Each record below should be output verbatim, without pictures.

● ● ●

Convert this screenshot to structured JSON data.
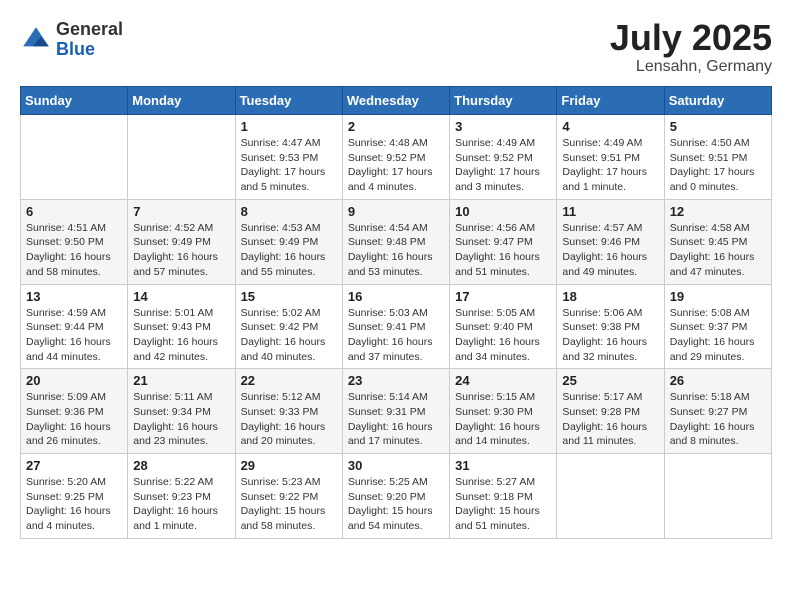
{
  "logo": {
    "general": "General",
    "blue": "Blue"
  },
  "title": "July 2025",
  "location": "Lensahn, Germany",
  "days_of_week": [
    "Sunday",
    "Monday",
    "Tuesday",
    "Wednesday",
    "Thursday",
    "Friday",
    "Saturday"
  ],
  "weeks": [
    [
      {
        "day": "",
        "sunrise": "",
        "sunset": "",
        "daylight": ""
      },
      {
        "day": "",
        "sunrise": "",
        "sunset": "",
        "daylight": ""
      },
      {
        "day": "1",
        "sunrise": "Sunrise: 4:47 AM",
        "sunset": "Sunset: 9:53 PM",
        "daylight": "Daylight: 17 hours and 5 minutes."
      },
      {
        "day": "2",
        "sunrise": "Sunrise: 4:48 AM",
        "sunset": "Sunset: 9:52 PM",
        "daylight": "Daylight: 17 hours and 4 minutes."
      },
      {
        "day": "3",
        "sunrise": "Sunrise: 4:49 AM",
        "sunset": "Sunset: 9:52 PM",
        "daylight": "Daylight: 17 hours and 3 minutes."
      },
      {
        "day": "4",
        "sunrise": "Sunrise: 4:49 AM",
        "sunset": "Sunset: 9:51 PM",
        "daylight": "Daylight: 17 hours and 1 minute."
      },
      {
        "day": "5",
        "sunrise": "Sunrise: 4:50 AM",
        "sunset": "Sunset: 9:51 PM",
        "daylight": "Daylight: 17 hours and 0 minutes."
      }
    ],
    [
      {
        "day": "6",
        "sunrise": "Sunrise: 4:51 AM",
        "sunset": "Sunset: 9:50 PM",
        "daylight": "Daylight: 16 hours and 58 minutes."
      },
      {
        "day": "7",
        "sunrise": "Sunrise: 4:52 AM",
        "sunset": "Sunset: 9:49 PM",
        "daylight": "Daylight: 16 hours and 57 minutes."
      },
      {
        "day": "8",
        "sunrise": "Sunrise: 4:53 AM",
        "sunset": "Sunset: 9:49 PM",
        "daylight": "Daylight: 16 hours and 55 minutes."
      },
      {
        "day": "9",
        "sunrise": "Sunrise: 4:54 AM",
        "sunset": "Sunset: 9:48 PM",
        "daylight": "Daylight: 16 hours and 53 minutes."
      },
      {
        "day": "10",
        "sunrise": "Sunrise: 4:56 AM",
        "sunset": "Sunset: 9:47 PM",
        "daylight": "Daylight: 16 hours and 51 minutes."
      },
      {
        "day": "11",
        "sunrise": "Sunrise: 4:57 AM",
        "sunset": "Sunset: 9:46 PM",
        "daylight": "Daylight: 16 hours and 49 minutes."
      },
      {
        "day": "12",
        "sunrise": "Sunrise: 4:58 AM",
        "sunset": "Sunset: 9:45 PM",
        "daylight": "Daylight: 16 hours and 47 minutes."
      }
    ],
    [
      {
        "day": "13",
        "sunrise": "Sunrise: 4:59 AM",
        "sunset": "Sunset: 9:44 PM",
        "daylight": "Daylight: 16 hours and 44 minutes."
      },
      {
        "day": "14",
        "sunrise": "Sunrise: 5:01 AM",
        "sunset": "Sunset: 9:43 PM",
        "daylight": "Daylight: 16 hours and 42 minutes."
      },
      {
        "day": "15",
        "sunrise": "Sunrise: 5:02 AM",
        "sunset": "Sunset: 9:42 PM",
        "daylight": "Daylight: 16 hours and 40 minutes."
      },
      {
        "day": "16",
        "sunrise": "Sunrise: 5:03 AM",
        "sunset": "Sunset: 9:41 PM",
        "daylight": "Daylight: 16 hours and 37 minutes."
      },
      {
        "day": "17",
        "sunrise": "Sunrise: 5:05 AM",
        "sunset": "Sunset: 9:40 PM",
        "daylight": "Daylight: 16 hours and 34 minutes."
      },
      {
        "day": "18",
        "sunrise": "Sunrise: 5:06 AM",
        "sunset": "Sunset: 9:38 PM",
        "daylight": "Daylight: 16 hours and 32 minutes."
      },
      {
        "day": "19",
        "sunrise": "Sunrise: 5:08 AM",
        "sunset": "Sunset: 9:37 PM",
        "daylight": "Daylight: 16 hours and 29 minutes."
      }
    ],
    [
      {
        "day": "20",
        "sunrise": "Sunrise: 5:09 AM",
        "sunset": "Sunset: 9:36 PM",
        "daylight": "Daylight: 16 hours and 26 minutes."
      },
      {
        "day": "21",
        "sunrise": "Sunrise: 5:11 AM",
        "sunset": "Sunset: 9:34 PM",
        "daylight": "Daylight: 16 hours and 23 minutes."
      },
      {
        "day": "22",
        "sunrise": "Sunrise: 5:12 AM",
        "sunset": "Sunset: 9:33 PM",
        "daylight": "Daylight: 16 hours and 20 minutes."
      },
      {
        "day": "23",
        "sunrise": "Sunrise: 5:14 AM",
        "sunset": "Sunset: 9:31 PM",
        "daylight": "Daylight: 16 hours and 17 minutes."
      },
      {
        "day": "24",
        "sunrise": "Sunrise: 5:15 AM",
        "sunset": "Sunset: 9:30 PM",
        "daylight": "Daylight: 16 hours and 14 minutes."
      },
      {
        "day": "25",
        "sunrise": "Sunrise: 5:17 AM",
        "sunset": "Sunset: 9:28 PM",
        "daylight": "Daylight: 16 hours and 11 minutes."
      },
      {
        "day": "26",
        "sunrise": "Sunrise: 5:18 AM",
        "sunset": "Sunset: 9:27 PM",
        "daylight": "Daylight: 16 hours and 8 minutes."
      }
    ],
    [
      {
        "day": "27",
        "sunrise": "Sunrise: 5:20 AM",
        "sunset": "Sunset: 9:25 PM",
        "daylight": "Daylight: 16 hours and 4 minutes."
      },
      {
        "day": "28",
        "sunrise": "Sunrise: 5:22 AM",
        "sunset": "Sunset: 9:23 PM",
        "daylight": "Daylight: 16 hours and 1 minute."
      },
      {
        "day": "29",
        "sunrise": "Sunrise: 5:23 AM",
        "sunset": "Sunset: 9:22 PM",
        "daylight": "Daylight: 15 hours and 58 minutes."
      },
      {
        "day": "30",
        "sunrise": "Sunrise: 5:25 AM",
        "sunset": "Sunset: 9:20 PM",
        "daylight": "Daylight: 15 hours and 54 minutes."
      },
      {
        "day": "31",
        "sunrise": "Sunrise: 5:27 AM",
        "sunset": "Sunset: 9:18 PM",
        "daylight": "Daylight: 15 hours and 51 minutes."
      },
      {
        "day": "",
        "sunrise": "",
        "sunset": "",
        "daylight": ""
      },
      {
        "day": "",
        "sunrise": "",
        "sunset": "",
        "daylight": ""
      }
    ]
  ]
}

● ● ●

■ EXERCISE RESULT ■
Convert this screenshot to structured JSON data.
{
  "logo": {
    "general": "General",
    "blue": "Blue"
  },
  "title": "July 2025",
  "location": "Lensahn, Germany",
  "days_of_week": [
    "Sunday",
    "Monday",
    "Tuesday",
    "Wednesday",
    "Thursday",
    "Friday",
    "Saturday"
  ],
  "weeks": [
    [
      {
        "day": "",
        "sunrise": "",
        "sunset": "",
        "daylight": ""
      },
      {
        "day": "",
        "sunrise": "",
        "sunset": "",
        "daylight": ""
      },
      {
        "day": "1",
        "sunrise": "Sunrise: 4:47 AM",
        "sunset": "Sunset: 9:53 PM",
        "daylight": "Daylight: 17 hours and 5 minutes."
      },
      {
        "day": "2",
        "sunrise": "Sunrise: 4:48 AM",
        "sunset": "Sunset: 9:52 PM",
        "daylight": "Daylight: 17 hours and 4 minutes."
      },
      {
        "day": "3",
        "sunrise": "Sunrise: 4:49 AM",
        "sunset": "Sunset: 9:52 PM",
        "daylight": "Daylight: 17 hours and 3 minutes."
      },
      {
        "day": "4",
        "sunrise": "Sunrise: 4:49 AM",
        "sunset": "Sunset: 9:51 PM",
        "daylight": "Daylight: 17 hours and 1 minute."
      },
      {
        "day": "5",
        "sunrise": "Sunrise: 4:50 AM",
        "sunset": "Sunset: 9:51 PM",
        "daylight": "Daylight: 17 hours and 0 minutes."
      }
    ],
    [
      {
        "day": "6",
        "sunrise": "Sunrise: 4:51 AM",
        "sunset": "Sunset: 9:50 PM",
        "daylight": "Daylight: 16 hours and 58 minutes."
      },
      {
        "day": "7",
        "sunrise": "Sunrise: 4:52 AM",
        "sunset": "Sunset: 9:49 PM",
        "daylight": "Daylight: 16 hours and 57 minutes."
      },
      {
        "day": "8",
        "sunrise": "Sunrise: 4:53 AM",
        "sunset": "Sunset: 9:49 PM",
        "daylight": "Daylight: 16 hours and 55 minutes."
      },
      {
        "day": "9",
        "sunrise": "Sunrise: 4:54 AM",
        "sunset": "Sunset: 9:48 PM",
        "daylight": "Daylight: 16 hours and 53 minutes."
      },
      {
        "day": "10",
        "sunrise": "Sunrise: 4:56 AM",
        "sunset": "Sunset: 9:47 PM",
        "daylight": "Daylight: 16 hours and 51 minutes."
      },
      {
        "day": "11",
        "sunrise": "Sunrise: 4:57 AM",
        "sunset": "Sunset: 9:46 PM",
        "daylight": "Daylight: 16 hours and 49 minutes."
      },
      {
        "day": "12",
        "sunrise": "Sunrise: 4:58 AM",
        "sunset": "Sunset: 9:45 PM",
        "daylight": "Daylight: 16 hours and 47 minutes."
      }
    ],
    [
      {
        "day": "13",
        "sunrise": "Sunrise: 4:59 AM",
        "sunset": "Sunset: 9:44 PM",
        "daylight": "Daylight: 16 hours and 44 minutes."
      },
      {
        "day": "14",
        "sunrise": "Sunrise: 5:01 AM",
        "sunset": "Sunset: 9:43 PM",
        "daylight": "Daylight: 16 hours and 42 minutes."
      },
      {
        "day": "15",
        "sunrise": "Sunrise: 5:02 AM",
        "sunset": "Sunset: 9:42 PM",
        "daylight": "Daylight: 16 hours and 40 minutes."
      },
      {
        "day": "16",
        "sunrise": "Sunrise: 5:03 AM",
        "sunset": "Sunset: 9:41 PM",
        "daylight": "Daylight: 16 hours and 37 minutes."
      },
      {
        "day": "17",
        "sunrise": "Sunrise: 5:05 AM",
        "sunset": "Sunset: 9:40 PM",
        "daylight": "Daylight: 16 hours and 34 minutes."
      },
      {
        "day": "18",
        "sunrise": "Sunrise: 5:06 AM",
        "sunset": "Sunset: 9:38 PM",
        "daylight": "Daylight: 16 hours and 32 minutes."
      },
      {
        "day": "19",
        "sunrise": "Sunrise: 5:08 AM",
        "sunset": "Sunset: 9:37 PM",
        "daylight": "Daylight: 16 hours and 29 minutes."
      }
    ],
    [
      {
        "day": "20",
        "sunrise": "Sunrise: 5:09 AM",
        "sunset": "Sunset: 9:36 PM",
        "daylight": "Daylight: 16 hours and 26 minutes."
      },
      {
        "day": "21",
        "sunrise": "Sunrise: 5:11 AM",
        "sunset": "Sunset: 9:34 PM",
        "daylight": "Daylight: 16 hours and 23 minutes."
      },
      {
        "day": "22",
        "sunrise": "Sunrise: 5:12 AM",
        "sunset": "Sunset: 9:33 PM",
        "daylight": "Daylight: 16 hours and 20 minutes."
      },
      {
        "day": "23",
        "sunrise": "Sunrise: 5:14 AM",
        "sunset": "Sunset: 9:31 PM",
        "daylight": "Daylight: 16 hours and 17 minutes."
      },
      {
        "day": "24",
        "sunrise": "Sunrise: 5:15 AM",
        "sunset": "Sunset: 9:30 PM",
        "daylight": "Daylight: 16 hours and 14 minutes."
      },
      {
        "day": "25",
        "sunrise": "Sunrise: 5:17 AM",
        "sunset": "Sunset: 9:28 PM",
        "daylight": "Daylight: 16 hours and 11 minutes."
      },
      {
        "day": "26",
        "sunrise": "Sunrise: 5:18 AM",
        "sunset": "Sunset: 9:27 PM",
        "daylight": "Daylight: 16 hours and 8 minutes."
      }
    ],
    [
      {
        "day": "27",
        "sunrise": "Sunrise: 5:20 AM",
        "sunset": "Sunset: 9:25 PM",
        "daylight": "Daylight: 16 hours and 4 minutes."
      },
      {
        "day": "28",
        "sunrise": "Sunrise: 5:22 AM",
        "sunset": "Sunset: 9:23 PM",
        "daylight": "Daylight: 16 hours and 1 minute."
      },
      {
        "day": "29",
        "sunrise": "Sunrise: 5:23 AM",
        "sunset": "Sunset: 9:22 PM",
        "daylight": "Daylight: 15 hours and 58 minutes."
      },
      {
        "day": "30",
        "sunrise": "Sunrise: 5:25 AM",
        "sunset": "Sunset: 9:20 PM",
        "daylight": "Daylight: 15 hours and 54 minutes."
      },
      {
        "day": "31",
        "sunrise": "Sunrise: 5:27 AM",
        "sunset": "Sunset: 9:18 PM",
        "daylight": "Daylight: 15 hours and 51 minutes."
      },
      {
        "day": "",
        "sunrise": "",
        "sunset": "",
        "daylight": ""
      },
      {
        "day": "",
        "sunrise": "",
        "sunset": "",
        "daylight": ""
      }
    ]
  ]
}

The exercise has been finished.